• [WHAT IS NEEDED]: Copy each line of the records that contains the word "this".

**** RECORD EXCERPTS ****

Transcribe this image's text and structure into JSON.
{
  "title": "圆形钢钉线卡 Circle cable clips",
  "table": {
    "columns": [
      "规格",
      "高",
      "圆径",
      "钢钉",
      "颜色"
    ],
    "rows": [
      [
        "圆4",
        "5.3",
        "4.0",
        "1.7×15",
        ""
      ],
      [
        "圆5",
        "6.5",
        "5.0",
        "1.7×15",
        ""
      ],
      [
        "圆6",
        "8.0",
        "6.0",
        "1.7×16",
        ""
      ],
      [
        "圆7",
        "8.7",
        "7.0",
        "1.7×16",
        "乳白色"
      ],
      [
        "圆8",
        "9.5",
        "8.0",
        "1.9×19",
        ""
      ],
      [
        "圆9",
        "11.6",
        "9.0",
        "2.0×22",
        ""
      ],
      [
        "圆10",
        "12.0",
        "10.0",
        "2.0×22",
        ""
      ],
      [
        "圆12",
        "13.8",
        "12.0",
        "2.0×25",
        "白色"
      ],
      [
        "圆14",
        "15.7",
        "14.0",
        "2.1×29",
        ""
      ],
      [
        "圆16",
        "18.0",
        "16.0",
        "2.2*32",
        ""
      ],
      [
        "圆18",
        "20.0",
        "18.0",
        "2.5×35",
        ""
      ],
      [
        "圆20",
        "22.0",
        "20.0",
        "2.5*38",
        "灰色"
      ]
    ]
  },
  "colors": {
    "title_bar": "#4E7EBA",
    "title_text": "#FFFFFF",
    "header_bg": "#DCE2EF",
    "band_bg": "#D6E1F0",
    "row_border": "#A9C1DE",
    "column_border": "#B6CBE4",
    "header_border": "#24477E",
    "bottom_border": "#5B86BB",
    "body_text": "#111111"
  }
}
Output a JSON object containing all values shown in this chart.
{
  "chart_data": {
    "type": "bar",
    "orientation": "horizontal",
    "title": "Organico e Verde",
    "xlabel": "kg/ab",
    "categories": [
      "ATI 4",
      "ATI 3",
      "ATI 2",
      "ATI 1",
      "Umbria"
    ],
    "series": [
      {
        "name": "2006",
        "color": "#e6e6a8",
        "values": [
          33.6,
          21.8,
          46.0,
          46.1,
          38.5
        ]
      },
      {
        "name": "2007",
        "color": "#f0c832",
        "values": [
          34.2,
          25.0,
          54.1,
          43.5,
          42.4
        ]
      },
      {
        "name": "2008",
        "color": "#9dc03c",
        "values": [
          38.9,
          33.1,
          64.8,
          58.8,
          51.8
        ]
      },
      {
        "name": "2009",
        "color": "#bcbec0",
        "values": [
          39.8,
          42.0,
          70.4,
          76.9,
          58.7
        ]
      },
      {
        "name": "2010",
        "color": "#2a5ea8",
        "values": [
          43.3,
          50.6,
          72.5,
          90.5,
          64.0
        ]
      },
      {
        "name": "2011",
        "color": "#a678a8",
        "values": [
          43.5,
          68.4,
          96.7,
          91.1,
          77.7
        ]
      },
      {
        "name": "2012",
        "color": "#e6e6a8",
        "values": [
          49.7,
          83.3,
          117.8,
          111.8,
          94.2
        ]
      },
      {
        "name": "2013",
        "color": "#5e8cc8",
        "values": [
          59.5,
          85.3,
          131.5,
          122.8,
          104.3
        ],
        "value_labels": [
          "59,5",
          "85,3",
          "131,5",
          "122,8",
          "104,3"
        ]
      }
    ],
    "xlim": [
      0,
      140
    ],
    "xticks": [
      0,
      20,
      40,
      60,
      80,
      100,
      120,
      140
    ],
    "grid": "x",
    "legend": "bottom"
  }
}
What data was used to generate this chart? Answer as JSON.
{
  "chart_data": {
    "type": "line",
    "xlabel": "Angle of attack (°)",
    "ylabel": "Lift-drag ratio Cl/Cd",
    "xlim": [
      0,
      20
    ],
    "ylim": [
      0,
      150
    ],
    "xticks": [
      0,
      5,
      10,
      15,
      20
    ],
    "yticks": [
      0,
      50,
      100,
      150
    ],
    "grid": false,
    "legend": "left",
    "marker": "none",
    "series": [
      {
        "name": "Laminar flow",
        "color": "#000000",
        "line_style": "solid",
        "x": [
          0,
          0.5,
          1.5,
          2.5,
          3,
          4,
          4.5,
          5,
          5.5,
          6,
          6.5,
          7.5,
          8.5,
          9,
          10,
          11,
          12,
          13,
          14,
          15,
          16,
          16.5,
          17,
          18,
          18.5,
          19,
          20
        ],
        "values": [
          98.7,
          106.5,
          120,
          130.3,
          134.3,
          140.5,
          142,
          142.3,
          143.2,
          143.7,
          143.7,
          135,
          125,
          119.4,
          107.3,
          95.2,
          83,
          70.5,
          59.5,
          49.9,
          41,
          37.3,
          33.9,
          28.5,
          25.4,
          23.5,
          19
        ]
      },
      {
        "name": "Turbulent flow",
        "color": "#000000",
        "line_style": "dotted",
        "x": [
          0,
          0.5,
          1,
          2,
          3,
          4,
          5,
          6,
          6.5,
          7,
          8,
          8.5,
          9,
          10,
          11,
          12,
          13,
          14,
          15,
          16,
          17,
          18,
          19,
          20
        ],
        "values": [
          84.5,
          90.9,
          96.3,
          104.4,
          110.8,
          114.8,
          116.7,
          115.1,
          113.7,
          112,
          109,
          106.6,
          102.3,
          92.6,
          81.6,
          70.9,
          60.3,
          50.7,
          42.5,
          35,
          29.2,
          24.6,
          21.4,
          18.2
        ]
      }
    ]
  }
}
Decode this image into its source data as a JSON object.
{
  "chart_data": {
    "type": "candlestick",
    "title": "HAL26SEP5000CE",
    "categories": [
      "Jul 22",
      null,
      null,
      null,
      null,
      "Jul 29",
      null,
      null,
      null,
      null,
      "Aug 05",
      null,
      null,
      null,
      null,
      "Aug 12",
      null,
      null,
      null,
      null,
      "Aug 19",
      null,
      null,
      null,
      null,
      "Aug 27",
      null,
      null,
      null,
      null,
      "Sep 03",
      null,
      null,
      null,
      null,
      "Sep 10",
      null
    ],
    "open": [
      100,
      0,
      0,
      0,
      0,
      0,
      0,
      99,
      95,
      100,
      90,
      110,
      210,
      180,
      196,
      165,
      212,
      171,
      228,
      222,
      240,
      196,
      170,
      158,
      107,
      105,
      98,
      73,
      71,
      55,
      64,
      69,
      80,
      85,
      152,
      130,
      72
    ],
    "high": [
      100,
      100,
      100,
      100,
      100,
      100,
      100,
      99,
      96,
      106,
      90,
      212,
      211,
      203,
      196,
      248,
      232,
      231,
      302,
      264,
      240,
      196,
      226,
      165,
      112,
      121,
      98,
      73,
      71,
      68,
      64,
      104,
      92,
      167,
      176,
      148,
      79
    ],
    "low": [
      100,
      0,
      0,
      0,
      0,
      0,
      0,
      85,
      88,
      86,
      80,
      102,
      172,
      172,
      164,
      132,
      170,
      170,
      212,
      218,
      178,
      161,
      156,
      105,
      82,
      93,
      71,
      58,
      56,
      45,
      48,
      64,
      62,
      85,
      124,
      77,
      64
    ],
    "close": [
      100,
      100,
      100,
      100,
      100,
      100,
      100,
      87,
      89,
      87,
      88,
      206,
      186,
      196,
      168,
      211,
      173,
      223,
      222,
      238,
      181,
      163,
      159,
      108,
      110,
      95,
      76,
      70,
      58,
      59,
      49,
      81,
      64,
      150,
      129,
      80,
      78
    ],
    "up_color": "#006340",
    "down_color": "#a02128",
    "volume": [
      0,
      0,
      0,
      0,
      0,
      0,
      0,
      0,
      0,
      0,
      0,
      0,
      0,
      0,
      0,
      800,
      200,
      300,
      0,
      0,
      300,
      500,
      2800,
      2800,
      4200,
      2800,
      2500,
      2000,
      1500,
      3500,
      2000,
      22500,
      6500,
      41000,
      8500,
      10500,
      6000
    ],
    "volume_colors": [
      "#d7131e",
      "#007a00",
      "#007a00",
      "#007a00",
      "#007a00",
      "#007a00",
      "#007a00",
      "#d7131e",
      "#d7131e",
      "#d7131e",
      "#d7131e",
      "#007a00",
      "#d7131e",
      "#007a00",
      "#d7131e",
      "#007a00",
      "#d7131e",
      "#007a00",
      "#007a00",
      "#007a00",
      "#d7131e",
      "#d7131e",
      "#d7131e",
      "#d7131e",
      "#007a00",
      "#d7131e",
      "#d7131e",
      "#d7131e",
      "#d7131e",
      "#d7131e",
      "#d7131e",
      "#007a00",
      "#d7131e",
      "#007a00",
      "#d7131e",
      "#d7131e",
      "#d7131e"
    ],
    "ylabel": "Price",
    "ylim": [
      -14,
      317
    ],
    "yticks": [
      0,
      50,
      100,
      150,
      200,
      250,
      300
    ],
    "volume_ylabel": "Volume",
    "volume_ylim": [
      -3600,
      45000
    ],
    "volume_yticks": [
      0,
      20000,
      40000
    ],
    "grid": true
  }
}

****

• [RESULT OF THE EXERCISE]:
Transcribe this image's text and structure into JSON.
Output a JSON object containing all values shown in this chart.
What data was used to generate this chart? Answer as JSON.
Decode this image into its source data as a JSON object.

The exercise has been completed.